EXERCISE REQUIREMENTS:
A - In the excerpt on LPL gene mutations, by what percentage was the proband's post-heparin LPL activity reduced compared to normal controls?
B - List every gene that the excerpt on LPL gene mutations says was DNA-sequenced in the HTG subject carrying the L279V mutation.
C - Pick up the excerpt on LPL gene mutations after its final sentence and write the next part of its discussion.

Comparison of evolutionary conservation of the L279 amino acid residue in various species.

Screening for LPL gene mutations in HTG subjects

Among the 70 unrelated HTG subjects, we found one HTG subject who carried the L279V mutation. This patient had an episode of acute pancreatitis and the TG levels were 15.3 mmol/l. Thus, we further analyzed and DNA-sequenced his genomic DNA for LPL, APOC2, APOA5, LMF1 and GPIHBP1 genes. The data showed that a missense mutation of GPIHBP1 gene (p.C14F, rs11538389) with heterozygosity of the gene. However, both A98T and L279V mutations were not found in any healthy individuals and other HTG subjects.

Detection of post-heparin LPL activity and mass levels in patients and controls

We then detected post-heparin LPL activity and mass levels in patients and controls and found that compared to normal controls, the post-heparin LPL activity of the proband and her mother were reduced by 55.4% and 32.1%, respectively, although their plasma LPL mass was close to the normal controls (data not shown).

Discussion

In the current study, we showed two-related patients who manifested massive HTG and acute pancreatitis with a low LPL post-heparin activity. Both probands present the same LPL genotype with a compound heterozygote for a known missense mutation A98T in exon3 and a novel missense mutation L279V in exon 6 of LPL gene. Moreover, the novel mutation L279V was also found in one of 70 HTG individuals.

To date, the majority disease-causing LPL gene mutations occurs at exon 4, 5 and 6 residues (117–312), which constitute a large N-terminal domain (residues 1–312) of the enzyme and this region is the most conserved and important for LPL catalytic functions[12]. Exon 6 (residues 232–313) encodes two structurally relevant disulfide bridges (Cys278-Cys283 and Cys264-Cys275) for the binding of heparin[13]. The novel mutation L279V constitutes one of these two disulfide bridges (Cys278-Cys283), which is important for catalytic function of heparin binding. Both patients had low post-heparin LPL activity but normal levels of mass, further demonstrating this possibility.

Furthermore, we also assessed the L279V mutation disease-causing potential by comparing it across various species. We found that the L279 site is indeed conserved throughout evolution from chimpanzee to zebra fish, suggesting that this residue may play a critical role in LPL function. In the current study, we found a total of four carriers of L279V mutation including the two patients and one family member, and an unrelated HTG individual, all of whom were heterozygotes for this missense mutation. This novel LPL mutation (L279V) was submitted to NCBI and the Submitter SNP accession number is ss#550039488. In addition, the known LPL gene mutation A98T has been described previously with lipoprotein lipase deficiency in the clinic[14]. To date, there were three family members found to carry this mutation, one with a single mutation and others with compound heterozygous for another nonsense mutation S447X of LPL.

MATERIAL PROVIDED:

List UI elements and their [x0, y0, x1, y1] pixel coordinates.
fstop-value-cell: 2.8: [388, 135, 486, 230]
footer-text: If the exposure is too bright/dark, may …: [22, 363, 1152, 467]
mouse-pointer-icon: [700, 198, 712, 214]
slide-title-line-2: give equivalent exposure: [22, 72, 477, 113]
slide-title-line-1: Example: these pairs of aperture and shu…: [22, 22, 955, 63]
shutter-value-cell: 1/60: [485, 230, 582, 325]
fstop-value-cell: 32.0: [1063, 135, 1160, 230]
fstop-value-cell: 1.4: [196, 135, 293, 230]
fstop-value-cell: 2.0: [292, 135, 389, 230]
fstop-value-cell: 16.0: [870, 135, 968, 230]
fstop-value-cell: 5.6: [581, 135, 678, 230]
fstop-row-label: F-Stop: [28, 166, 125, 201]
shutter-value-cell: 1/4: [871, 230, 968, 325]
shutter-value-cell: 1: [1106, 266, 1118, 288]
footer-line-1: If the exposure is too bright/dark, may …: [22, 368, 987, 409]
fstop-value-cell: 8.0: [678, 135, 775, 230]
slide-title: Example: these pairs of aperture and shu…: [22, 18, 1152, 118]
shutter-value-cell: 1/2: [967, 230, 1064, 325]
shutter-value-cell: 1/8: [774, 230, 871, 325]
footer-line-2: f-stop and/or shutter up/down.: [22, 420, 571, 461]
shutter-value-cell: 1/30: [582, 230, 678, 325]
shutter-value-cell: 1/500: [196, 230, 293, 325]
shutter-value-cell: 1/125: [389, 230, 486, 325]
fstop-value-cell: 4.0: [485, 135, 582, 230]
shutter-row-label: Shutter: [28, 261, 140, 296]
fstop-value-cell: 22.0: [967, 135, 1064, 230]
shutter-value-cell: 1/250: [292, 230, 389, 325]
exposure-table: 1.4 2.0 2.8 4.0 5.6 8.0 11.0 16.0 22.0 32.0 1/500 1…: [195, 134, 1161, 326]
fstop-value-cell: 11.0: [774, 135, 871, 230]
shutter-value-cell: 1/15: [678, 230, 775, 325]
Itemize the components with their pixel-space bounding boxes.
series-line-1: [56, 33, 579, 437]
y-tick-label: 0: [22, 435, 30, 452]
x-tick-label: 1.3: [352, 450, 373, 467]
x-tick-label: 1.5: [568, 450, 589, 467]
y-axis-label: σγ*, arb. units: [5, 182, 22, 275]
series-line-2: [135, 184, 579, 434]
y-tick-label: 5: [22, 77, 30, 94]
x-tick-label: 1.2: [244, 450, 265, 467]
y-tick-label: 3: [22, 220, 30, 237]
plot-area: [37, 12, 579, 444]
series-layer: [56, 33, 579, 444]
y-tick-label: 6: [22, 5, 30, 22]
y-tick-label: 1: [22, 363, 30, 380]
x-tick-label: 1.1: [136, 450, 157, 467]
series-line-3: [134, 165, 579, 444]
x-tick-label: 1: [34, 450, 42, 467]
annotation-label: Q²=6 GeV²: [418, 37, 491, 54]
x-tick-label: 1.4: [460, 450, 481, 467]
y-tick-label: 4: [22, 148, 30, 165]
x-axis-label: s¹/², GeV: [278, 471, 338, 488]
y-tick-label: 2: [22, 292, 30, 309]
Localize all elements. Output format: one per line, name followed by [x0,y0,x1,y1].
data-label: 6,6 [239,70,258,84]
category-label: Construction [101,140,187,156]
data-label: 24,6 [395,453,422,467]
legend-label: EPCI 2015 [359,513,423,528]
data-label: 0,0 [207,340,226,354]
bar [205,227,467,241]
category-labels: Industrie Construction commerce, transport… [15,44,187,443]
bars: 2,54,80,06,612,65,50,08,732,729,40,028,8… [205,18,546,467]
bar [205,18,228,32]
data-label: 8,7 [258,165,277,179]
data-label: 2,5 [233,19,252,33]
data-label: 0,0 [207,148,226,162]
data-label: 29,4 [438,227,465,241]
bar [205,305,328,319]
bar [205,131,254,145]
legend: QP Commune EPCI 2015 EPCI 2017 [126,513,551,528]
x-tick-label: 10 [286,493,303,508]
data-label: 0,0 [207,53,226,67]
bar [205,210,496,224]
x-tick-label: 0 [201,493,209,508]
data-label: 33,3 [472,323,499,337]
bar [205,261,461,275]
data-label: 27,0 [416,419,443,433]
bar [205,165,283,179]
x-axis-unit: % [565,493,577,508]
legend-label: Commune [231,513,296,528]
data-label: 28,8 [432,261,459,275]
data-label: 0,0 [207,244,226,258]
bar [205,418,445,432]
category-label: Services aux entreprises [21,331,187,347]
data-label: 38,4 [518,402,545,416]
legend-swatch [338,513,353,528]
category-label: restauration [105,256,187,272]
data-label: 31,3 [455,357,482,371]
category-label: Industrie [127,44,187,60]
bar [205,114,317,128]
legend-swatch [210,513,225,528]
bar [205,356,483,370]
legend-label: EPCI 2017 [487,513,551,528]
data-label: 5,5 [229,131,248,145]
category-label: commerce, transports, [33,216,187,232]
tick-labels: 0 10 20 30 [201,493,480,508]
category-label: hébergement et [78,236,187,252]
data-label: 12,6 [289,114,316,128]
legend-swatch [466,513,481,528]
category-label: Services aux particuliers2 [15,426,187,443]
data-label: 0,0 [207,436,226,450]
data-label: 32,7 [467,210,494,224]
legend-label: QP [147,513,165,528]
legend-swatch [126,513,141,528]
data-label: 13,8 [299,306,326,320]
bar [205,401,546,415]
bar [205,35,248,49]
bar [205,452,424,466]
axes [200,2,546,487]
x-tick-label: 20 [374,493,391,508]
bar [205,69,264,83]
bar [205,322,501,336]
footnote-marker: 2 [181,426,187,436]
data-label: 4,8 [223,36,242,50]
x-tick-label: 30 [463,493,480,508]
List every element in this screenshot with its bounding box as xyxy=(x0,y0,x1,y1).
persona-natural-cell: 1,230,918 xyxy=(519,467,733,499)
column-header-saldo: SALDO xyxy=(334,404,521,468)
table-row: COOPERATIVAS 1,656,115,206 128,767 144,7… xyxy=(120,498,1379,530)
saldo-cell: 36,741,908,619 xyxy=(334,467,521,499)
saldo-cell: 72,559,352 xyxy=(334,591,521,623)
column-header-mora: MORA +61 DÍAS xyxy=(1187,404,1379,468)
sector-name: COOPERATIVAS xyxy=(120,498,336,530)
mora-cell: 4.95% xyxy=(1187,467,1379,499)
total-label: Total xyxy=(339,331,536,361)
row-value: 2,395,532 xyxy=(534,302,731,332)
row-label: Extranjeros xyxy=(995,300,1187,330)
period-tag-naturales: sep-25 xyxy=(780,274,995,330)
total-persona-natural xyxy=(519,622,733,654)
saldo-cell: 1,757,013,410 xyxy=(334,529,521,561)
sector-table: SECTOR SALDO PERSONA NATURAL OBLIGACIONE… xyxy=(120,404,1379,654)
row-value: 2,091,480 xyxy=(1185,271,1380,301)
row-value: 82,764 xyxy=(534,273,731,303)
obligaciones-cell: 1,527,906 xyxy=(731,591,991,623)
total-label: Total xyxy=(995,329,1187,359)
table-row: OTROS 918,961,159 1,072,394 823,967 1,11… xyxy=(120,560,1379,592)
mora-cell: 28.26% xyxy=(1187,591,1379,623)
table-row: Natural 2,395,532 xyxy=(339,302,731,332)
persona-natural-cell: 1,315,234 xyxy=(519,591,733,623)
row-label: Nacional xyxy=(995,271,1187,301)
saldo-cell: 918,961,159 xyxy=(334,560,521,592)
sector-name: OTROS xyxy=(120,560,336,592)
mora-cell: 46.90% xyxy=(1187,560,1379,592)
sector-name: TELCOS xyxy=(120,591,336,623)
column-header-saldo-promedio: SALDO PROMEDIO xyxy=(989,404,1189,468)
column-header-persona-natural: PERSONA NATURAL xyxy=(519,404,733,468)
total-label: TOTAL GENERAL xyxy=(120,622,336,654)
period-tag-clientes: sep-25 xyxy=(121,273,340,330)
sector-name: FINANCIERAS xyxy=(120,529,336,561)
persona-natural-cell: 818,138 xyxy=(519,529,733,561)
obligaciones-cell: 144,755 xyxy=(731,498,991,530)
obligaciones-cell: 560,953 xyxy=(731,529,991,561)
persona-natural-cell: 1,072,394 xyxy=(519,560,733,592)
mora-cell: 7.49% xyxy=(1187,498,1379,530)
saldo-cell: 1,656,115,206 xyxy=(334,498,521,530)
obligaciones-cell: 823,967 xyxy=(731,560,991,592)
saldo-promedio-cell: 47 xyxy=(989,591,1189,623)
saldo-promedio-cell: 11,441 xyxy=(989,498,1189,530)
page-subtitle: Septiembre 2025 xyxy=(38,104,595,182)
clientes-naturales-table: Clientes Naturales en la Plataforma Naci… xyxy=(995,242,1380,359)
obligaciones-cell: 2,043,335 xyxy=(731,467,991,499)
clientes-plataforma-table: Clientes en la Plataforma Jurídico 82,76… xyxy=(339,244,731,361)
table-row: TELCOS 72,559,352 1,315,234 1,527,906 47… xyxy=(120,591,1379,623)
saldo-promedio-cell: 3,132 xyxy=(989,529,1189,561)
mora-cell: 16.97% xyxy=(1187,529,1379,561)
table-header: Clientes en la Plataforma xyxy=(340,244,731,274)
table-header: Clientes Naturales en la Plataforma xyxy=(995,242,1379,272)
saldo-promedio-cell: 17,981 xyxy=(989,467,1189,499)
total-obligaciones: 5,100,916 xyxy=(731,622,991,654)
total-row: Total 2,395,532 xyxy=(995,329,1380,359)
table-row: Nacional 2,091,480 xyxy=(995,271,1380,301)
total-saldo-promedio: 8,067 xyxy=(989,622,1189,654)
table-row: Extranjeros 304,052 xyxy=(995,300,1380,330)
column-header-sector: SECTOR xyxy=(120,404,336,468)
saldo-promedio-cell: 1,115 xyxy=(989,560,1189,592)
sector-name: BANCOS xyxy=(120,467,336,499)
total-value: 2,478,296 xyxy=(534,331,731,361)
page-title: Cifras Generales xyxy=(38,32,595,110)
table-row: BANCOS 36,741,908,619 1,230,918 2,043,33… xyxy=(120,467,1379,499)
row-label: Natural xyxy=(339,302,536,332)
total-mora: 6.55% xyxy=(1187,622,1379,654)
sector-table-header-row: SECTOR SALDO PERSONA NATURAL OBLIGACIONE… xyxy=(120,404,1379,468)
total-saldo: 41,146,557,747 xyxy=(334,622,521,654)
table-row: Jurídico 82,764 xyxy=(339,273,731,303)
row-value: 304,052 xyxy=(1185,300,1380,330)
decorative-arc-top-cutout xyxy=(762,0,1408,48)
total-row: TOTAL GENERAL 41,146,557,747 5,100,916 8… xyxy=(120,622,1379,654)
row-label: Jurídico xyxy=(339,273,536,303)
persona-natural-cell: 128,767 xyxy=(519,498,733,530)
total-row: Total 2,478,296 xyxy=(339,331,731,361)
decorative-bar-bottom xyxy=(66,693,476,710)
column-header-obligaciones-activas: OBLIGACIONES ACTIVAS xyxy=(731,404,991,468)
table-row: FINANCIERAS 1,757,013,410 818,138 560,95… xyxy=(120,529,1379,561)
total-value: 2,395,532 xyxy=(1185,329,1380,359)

EXPECTED RESPONSES:
A - 55.4%

B - LPL, APOC2, APOA5, LMF1, GPIHBP1

C -
Patients with two defective LPL alleles will have no or markedly reduced LPL activity, thus, homozygous or compounds of heterozygous mutations lead to severe HTG while one defective LPL allele may have normal to moderately increased blood levels of fasting triglyceride[1517]. In this study, the mother and daughter had the same LPL genotype with compound heterozygous mutations of A98T and L279V; thus, both manifested massive HTG and acute pancreatitis. In contrast, the family members who carried a single mutation either A98T or L279V, only presented mild HTG and had no history of acute pancreatitis. Moreover, another unrelated HTG individual, who had the compound heterozygote L279V and a known GPIHBP1 mutation, suffered from a severe HTG and acute pancreatitis.

In the current study, we found that two family members had compound LPL gene A98T and S447X mutations, but they also had mild elevated blood TG levels. The reason for this is unclear, but may be because of the special mutation S447X. In a previous study, LPL S447X mutation was shown to have a naturally occurring gain-function[18]. This LPL mutation S447X is the only mutation that has a protective effect against the development of HTG and coronary heart disease by decreasing plasma TG levels in the clinic and increasing HDL production[19]. Thus, gene therapy using the S447X variant has shown therapeutic promise in the study of LPL deficiency[20].